↓

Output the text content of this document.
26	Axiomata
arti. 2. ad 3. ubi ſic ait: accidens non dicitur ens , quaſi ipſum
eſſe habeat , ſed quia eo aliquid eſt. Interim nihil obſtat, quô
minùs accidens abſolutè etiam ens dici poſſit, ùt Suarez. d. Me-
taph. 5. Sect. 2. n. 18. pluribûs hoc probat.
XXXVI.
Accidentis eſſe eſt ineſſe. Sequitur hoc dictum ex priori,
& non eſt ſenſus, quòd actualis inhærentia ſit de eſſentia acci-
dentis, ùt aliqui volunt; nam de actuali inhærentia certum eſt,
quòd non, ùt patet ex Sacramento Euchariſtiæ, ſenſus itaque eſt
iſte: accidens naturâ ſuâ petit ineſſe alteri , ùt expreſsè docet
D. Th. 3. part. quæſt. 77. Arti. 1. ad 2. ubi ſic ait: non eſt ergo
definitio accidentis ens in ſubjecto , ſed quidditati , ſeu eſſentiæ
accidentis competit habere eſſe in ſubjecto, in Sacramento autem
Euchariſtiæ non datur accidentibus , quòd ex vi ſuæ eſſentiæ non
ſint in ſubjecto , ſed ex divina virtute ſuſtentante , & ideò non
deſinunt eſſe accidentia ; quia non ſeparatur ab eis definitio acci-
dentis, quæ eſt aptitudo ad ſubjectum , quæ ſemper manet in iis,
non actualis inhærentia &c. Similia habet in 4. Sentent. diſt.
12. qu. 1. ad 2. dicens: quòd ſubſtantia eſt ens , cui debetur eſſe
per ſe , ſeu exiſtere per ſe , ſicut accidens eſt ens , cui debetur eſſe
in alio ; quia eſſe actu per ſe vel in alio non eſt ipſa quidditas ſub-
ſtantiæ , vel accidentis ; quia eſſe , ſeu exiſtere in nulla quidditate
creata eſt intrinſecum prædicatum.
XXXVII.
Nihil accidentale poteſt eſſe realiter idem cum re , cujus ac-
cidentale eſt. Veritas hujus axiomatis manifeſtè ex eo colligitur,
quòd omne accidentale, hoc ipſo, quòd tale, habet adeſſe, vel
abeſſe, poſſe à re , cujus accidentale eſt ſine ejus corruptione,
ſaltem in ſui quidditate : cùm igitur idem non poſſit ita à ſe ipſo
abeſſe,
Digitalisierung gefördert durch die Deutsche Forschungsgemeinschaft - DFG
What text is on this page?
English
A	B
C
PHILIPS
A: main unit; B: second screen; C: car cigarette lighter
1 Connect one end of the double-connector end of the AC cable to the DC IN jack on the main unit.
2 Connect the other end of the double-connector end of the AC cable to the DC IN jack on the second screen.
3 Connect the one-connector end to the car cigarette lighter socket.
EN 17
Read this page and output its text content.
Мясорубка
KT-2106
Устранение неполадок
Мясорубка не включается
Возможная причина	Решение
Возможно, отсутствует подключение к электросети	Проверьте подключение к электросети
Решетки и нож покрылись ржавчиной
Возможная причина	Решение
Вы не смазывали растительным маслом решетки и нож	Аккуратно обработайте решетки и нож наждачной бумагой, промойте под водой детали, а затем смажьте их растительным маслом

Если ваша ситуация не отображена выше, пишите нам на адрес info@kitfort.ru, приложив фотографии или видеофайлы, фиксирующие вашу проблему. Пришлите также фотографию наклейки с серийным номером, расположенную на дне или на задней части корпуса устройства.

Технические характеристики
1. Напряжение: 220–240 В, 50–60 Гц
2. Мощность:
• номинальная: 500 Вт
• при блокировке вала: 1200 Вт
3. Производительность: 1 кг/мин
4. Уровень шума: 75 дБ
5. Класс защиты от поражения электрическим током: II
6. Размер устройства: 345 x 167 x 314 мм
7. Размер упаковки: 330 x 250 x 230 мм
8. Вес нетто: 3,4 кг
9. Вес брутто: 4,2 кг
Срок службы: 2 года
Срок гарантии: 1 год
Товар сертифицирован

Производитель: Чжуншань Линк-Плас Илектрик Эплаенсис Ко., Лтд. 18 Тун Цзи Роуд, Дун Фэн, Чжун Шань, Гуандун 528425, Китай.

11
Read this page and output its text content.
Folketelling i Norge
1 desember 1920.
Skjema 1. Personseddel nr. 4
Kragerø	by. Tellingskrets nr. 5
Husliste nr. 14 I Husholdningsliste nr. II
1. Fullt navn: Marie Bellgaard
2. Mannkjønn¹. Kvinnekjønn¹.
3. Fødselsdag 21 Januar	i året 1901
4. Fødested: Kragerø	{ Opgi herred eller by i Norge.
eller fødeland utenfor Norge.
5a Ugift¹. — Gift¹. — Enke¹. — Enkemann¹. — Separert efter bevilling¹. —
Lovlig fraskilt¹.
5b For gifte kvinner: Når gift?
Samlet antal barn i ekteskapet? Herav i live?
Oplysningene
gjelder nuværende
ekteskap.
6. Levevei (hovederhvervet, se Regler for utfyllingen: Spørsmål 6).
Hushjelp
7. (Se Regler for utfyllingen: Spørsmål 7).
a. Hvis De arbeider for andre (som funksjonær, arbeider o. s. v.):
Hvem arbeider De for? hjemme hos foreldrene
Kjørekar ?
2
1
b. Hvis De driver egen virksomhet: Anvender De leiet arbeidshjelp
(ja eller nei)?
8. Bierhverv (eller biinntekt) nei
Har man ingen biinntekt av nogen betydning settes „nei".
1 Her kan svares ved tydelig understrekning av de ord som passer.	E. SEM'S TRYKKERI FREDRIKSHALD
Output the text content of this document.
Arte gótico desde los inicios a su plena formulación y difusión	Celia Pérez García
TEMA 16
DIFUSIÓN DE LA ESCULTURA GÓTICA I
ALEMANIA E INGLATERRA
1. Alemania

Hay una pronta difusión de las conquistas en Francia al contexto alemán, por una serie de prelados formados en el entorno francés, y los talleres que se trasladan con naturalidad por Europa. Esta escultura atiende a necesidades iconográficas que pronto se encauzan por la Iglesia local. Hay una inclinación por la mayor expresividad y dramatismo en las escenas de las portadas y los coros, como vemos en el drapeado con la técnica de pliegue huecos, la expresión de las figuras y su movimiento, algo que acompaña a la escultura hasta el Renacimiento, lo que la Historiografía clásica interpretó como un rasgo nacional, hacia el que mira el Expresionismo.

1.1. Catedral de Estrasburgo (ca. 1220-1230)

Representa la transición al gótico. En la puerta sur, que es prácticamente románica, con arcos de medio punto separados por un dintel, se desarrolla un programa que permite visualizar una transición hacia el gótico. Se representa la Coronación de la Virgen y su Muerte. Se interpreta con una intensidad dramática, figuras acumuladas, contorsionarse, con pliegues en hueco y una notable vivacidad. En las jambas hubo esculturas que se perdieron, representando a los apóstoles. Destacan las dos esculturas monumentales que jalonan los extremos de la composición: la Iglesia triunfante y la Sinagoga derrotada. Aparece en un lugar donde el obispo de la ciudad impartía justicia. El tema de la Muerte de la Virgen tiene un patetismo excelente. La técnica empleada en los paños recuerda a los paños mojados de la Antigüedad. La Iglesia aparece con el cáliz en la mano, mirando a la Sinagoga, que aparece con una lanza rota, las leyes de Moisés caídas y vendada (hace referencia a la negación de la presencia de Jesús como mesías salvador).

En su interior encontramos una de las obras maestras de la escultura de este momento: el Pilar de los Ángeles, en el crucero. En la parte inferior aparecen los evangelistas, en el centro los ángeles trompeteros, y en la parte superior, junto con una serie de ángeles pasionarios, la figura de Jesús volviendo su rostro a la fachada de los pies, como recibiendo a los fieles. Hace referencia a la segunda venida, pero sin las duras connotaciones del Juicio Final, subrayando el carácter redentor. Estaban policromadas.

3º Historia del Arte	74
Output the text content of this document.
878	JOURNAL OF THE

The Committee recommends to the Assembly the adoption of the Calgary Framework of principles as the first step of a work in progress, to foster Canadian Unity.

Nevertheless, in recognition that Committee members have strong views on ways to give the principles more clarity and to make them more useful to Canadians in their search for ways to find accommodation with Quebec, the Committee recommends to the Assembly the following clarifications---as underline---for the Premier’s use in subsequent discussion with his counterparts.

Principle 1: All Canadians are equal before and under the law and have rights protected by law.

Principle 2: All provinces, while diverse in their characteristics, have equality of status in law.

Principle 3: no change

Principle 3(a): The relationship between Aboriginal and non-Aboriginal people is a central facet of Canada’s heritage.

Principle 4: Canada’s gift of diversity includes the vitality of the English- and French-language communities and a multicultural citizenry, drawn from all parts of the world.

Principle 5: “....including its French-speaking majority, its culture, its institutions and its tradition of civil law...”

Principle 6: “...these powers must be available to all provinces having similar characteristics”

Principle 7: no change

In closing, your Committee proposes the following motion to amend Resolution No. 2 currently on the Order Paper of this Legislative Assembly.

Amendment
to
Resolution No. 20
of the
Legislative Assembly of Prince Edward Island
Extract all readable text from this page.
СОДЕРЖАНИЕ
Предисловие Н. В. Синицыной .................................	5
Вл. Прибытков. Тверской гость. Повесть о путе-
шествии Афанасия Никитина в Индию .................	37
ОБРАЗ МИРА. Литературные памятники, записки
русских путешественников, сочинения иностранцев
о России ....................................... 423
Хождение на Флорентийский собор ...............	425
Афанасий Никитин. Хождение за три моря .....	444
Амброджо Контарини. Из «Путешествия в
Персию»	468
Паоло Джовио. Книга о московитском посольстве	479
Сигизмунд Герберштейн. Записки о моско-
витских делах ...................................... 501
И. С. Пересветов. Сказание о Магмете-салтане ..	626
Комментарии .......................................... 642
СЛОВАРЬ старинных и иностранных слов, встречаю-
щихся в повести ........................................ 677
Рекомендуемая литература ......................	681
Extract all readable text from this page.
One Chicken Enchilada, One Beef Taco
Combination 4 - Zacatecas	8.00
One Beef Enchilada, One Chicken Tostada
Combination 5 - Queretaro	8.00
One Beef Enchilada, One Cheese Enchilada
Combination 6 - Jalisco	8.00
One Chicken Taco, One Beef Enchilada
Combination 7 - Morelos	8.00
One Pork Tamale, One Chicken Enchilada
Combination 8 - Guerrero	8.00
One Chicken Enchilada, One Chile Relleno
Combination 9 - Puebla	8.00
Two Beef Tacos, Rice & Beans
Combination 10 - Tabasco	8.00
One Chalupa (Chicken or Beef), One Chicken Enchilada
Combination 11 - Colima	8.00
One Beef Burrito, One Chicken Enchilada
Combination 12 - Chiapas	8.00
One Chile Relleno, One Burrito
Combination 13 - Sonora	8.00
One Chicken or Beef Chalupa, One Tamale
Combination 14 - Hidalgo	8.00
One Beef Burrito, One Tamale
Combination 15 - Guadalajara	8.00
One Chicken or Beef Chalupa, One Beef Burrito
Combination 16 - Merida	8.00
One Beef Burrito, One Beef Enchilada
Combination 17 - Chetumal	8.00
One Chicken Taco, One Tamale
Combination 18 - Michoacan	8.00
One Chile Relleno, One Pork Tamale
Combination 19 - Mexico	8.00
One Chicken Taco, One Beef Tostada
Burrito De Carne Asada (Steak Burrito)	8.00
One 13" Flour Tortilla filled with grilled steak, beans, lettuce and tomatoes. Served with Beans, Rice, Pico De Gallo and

↑

**WHAT TO PRODUCE**:
Look for the word "lighter" and return every line where it occurs.

**SOLVED PROBLEM**:
A: main unit; B: second screen; C: car cigarette lighter
3 Connect the one-connector end to the car cigarette lighter socket.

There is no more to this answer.